*TASK MATERIAL*.
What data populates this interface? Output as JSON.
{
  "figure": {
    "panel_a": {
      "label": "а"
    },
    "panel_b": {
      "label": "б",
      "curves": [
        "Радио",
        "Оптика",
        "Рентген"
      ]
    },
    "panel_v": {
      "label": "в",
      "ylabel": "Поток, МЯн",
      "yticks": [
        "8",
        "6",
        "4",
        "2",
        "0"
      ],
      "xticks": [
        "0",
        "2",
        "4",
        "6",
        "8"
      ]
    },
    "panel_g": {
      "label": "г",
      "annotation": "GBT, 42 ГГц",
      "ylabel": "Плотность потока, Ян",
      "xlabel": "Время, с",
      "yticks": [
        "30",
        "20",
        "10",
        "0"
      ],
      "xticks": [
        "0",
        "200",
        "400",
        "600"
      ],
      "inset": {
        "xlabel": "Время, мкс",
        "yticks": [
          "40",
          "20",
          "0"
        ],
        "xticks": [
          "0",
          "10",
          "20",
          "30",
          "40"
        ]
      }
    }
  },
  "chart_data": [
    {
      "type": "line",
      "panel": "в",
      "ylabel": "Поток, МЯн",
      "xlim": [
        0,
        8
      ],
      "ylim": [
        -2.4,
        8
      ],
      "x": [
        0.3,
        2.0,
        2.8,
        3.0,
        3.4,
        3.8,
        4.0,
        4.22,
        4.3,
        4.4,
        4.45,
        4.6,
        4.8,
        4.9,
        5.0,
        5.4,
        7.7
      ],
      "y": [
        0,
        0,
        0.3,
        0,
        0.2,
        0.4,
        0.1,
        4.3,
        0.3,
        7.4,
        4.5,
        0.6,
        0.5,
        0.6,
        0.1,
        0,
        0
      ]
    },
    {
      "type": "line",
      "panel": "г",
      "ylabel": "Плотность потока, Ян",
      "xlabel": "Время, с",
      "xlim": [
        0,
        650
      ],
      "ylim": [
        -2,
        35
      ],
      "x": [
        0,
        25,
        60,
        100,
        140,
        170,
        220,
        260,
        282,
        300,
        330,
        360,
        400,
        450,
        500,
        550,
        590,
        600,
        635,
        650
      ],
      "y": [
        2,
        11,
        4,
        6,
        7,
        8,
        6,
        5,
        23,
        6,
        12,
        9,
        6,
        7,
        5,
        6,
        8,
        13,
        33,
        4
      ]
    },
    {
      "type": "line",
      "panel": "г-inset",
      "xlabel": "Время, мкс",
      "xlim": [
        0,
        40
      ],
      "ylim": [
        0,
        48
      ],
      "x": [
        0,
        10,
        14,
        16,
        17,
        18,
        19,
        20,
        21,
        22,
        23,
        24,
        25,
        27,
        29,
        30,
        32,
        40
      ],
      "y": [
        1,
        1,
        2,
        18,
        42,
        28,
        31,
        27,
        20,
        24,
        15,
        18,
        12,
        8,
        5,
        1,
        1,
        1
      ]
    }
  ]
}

*WORK INSTRUCTIONS*. Here, the records must be output exactly and in full.

*EXPECTED ANSWER*.
What data populates this interface? Output as JSON.
{
  "figure": {
    "panel_a": {
      "label": "а"
    },
    "panel_b": {
      "label": "б",
      "curves": [
        "Радио",
        "Оптика",
        "Рентген"
      ]
    },
    "panel_v": {
      "label": "в",
      "ylabel": "Поток, МЯн",
      "yticks": [
        "8",
        "6",
        "4",
        "2",
        "0"
      ],
      "xticks": [
        "0",
        "2",
        "4",
        "6",
        "8"
      ]
    },
    "panel_g": {
      "label": "г",
      "annotation": "GBT, 42 ГГц",
      "ylabel": "Плотность потока, Ян",
      "xlabel": "Время, с",
      "yticks": [
        "30",
        "20",
        "10",
        "0"
      ],
      "xticks": [
        "0",
        "200",
        "400",
        "600"
      ],
      "inset": {
        "xlabel": "Время, мкс",
        "yticks": [
          "40",
          "20",
          "0"
        ],
        "xticks": [
          "0",
          "10",
          "20",
          "30",
          "40"
        ]
      }
    }
  },
  "chart_data": [
    {
      "type": "line",
      "panel": "в",
      "ylabel": "Поток, МЯн",
      "xlim": [
        0,
        8
      ],
      "ylim": [
        -2.4,
        8
      ],
      "x": [
        0.3,
        2.0,
        2.8,
        3.0,
        3.4,
        3.8,
        4.0,
        4.22,
        4.3,
        4.4,
        4.45,
        4.6,
        4.8,
        4.9,
        5.0,
        5.4,
        7.7
      ],
      "y": [
        0,
        0,
        0.3,
        0,
        0.2,
        0.4,
        0.1,
        4.3,
        0.3,
        7.4,
        4.5,
        0.6,
        0.5,
        0.6,
        0.1,
        0,
        0
      ]
    },
    {
      "type": "line",
      "panel": "г",
      "ylabel": "Плотность потока, Ян",
      "xlabel": "Время, с",
      "xlim": [
        0,
        650
      ],
      "ylim": [
        -2,
        35
      ],
      "x": [
        0,
        25,
        60,
        100,
        140,
        170,
        220,
        260,
        282,
        300,
        330,
        360,
        400,
        450,
        500,
        550,
        590,
        600,
        635,
        650
      ],
      "y": [
        2,
        11,
        4,
        6,
        7,
        8,
        6,
        5,
        23,
        6,
        12,
        9,
        6,
        7,
        5,
        6,
        8,
        13,
        33,
        4
      ]
    },
    {
      "type": "line",
      "panel": "г-inset",
      "xlabel": "Время, мкс",
      "xlim": [
        0,
        40
      ],
      "ylim": [
        0,
        48
      ],
      "x": [
        0,
        10,
        14,
        16,
        17,
        18,
        19,
        20,
        21,
        22,
        23,
        24,
        25,
        27,
        29,
        30,
        32,
        40
      ],
      "y": [
        1,
        1,
        2,
        18,
        42,
        28,
        31,
        27,
        20,
        24,
        15,
        18,
        12,
        8,
        5,
        1,
        1,
        1
      ]
    }
  ]
}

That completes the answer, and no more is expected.